Count every line below that contains "JSON", then state the total with no other output.

Items from a figure collection:
================

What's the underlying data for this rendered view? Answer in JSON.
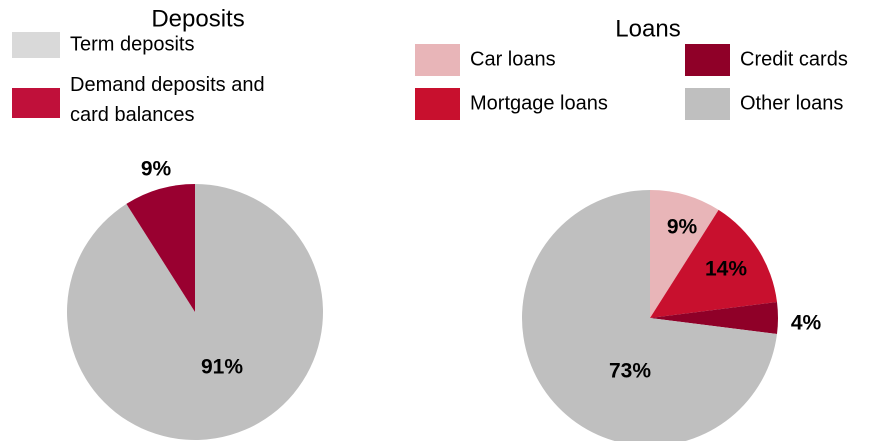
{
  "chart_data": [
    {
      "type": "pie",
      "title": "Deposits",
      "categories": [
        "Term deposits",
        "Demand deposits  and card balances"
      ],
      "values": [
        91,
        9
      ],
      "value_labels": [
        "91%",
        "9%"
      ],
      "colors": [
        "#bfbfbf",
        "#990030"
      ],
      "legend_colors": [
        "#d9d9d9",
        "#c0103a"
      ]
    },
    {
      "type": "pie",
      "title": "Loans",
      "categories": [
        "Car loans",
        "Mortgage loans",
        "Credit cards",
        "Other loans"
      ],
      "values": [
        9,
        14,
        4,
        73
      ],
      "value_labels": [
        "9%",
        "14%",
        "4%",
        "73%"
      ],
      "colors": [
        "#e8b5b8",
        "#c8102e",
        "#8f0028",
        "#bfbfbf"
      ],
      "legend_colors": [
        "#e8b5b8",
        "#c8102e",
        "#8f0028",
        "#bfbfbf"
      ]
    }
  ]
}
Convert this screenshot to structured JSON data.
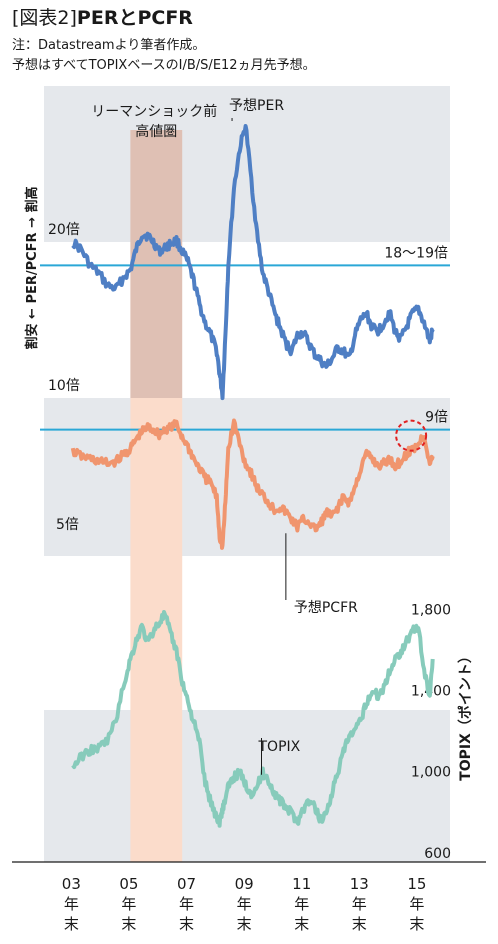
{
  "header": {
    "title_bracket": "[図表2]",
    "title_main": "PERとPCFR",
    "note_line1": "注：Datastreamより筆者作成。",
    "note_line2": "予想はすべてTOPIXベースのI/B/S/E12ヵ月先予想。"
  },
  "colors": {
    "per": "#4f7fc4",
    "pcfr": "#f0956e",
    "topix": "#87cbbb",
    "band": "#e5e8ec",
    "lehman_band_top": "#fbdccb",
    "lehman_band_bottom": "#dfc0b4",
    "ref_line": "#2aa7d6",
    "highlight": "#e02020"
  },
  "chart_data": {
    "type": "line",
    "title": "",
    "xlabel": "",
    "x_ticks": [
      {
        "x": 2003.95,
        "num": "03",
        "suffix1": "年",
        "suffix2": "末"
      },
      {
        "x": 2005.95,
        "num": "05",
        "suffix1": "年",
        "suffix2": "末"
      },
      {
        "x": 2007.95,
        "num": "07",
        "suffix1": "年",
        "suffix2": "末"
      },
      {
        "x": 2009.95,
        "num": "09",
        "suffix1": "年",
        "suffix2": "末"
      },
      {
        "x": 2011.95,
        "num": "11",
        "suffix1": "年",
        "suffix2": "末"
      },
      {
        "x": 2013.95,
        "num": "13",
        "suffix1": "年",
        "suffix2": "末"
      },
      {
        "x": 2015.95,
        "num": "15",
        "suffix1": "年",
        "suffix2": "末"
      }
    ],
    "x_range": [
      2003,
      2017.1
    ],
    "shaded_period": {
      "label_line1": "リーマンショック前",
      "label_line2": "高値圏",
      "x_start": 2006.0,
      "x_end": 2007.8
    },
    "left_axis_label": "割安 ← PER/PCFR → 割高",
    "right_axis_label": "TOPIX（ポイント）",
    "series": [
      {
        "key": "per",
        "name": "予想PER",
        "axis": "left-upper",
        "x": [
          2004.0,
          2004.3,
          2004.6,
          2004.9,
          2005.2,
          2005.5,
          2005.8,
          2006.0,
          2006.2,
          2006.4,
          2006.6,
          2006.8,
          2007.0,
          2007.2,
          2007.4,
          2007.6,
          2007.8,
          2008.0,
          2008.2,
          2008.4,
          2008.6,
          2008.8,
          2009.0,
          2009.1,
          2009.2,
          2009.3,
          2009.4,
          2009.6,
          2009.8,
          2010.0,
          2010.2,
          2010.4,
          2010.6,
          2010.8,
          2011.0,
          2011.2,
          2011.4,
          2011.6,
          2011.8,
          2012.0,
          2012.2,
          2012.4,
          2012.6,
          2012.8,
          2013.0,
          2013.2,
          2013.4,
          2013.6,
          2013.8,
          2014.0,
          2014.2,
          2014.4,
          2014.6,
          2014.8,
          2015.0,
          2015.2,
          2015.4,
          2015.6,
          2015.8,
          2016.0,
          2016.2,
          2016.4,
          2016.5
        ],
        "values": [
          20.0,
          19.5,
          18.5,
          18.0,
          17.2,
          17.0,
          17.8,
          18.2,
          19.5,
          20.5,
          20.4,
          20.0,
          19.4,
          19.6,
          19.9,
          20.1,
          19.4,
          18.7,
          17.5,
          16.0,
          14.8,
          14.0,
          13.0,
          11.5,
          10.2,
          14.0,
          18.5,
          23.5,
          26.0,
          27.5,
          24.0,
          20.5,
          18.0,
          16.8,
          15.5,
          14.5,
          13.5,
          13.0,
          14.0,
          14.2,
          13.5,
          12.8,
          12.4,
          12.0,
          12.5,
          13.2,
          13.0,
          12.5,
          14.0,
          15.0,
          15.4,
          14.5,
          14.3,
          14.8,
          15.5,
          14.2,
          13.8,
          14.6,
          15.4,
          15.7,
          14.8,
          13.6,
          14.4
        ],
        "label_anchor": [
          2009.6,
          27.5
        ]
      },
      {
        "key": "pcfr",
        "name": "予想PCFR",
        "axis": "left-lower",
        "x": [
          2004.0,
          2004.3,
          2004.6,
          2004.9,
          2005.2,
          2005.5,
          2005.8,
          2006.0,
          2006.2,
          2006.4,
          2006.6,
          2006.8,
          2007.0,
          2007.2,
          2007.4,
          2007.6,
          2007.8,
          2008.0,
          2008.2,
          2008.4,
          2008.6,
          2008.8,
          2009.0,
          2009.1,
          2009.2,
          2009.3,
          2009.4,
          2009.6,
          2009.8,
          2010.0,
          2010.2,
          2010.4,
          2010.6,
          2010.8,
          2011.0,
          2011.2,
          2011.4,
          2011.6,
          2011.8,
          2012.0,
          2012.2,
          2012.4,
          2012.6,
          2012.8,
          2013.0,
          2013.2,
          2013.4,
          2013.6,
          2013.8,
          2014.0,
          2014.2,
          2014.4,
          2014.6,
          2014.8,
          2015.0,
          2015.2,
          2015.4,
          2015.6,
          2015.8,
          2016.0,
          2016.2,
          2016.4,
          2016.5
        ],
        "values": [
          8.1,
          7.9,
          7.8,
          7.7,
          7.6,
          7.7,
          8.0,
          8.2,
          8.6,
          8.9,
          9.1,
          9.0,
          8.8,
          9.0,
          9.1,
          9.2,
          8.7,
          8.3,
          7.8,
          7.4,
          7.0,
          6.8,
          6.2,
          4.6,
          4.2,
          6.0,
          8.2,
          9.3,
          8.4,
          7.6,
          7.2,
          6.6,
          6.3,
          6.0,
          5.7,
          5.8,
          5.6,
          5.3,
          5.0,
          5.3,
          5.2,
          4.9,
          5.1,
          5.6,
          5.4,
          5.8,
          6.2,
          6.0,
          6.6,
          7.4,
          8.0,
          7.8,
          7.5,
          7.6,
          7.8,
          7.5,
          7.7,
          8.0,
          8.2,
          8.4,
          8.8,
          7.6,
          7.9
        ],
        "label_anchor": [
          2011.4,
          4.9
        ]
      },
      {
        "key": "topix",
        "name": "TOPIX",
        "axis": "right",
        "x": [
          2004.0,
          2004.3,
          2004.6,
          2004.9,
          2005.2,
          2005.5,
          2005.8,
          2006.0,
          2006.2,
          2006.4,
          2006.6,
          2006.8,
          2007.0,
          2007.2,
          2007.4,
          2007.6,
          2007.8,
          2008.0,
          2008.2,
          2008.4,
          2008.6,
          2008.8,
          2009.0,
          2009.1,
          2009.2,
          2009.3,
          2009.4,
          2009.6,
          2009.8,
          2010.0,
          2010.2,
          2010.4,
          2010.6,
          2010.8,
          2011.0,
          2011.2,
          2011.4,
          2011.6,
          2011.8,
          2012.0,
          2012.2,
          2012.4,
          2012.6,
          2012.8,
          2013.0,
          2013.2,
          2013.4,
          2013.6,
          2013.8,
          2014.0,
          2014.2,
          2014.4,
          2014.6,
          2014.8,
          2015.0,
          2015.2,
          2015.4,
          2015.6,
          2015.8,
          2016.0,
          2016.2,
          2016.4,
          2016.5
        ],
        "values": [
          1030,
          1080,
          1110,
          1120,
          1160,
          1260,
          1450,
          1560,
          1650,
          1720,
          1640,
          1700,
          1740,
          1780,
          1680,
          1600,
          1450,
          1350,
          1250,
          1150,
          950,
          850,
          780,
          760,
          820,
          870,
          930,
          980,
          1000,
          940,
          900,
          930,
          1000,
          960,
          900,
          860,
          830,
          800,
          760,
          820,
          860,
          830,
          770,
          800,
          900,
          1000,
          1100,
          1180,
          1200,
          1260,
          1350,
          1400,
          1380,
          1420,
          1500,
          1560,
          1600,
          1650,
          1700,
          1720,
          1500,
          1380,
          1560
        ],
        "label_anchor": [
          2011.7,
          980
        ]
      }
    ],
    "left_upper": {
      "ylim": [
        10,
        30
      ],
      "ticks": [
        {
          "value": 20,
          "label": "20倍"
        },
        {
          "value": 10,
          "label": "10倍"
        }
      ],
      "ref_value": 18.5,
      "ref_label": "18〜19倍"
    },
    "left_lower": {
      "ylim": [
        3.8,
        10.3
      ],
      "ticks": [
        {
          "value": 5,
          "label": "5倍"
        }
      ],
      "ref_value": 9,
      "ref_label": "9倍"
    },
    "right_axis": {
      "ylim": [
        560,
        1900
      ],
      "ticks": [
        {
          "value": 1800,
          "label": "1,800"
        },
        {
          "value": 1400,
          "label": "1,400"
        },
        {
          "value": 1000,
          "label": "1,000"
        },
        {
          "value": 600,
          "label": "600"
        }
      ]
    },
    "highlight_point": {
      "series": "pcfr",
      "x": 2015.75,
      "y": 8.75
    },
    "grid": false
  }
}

================

Completed task |
2